■ What you will do: Could every line of the data be printed exactly as it reads?

■ Dataset rows:
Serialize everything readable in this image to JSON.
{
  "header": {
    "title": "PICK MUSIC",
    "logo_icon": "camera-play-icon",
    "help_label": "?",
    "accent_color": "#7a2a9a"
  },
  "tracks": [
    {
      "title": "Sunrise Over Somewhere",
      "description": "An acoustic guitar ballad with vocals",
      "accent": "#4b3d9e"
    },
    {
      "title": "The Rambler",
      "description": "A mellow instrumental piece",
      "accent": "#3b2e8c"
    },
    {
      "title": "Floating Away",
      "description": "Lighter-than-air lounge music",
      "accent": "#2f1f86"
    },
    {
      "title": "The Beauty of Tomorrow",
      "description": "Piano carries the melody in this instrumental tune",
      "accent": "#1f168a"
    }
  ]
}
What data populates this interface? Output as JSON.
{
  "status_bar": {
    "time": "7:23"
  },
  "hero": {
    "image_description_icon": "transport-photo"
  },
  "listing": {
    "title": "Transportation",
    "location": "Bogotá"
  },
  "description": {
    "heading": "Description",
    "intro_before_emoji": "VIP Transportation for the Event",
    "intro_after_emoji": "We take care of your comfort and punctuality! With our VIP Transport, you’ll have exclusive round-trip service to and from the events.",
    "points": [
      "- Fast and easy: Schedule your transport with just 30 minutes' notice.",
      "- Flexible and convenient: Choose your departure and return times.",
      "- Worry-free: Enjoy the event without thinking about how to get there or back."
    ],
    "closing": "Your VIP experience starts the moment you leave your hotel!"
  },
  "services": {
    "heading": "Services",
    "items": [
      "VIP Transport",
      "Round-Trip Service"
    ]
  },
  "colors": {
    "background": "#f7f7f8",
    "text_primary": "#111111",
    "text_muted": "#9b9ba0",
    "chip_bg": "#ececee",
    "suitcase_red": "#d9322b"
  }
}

■ Answer for the task:
Serialize everything readable in this image to JSON.
{
  "header": {
    "title": "PICK MUSIC",
    "logo_icon": "camera-play-icon",
    "help_label": "?",
    "accent_color": "#7a2a9a"
  },
  "tracks": [
    {
      "title": "Sunrise Over Somewhere",
      "description": "An acoustic guitar ballad with vocals",
      "accent": "#4b3d9e"
    },
    {
      "title": "The Rambler",
      "description": "A mellow instrumental piece",
      "accent": "#3b2e8c"
    },
    {
      "title": "Floating Away",
      "description": "Lighter-than-air lounge music",
      "accent": "#2f1f86"
    },
    {
      "title": "The Beauty of Tomorrow",
      "description": "Piano carries the melody in this instrumental tune",
      "accent": "#1f168a"
    }
  ]
}
What data populates this interface? Output as JSON.
{
  "status_bar": {
    "time": "7:23"
  },
  "hero": {
    "image_description_icon": "transport-photo"
  },
  "listing": {
    "title": "Transportation",
    "location": "Bogotá"
  },
  "description": {
    "heading": "Description",
    "intro_before_emoji": "VIP Transportation for the Event",
    "intro_after_emoji": "We take care of your comfort and punctuality! With our VIP Transport, you’ll have exclusive round-trip service to and from the events.",
    "points": [
      "- Fast and easy: Schedule your transport with just 30 minutes' notice.",
      "- Flexible and convenient: Choose your departure and return times.",
      "- Worry-free: Enjoy the event without thinking about how to get there or back."
    ],
    "closing": "Your VIP experience starts the moment you leave your hotel!"
  },
  "services": {
    "heading": "Services",
    "items": [
      "VIP Transport",
      "Round-Trip Service"
    ]
  },
  "colors": {
    "background": "#f7f7f8",
    "text_primary": "#111111",
    "text_muted": "#9b9ba0",
    "chip_bg": "#ececee",
    "suitcase_red": "#d9322b"
  }
}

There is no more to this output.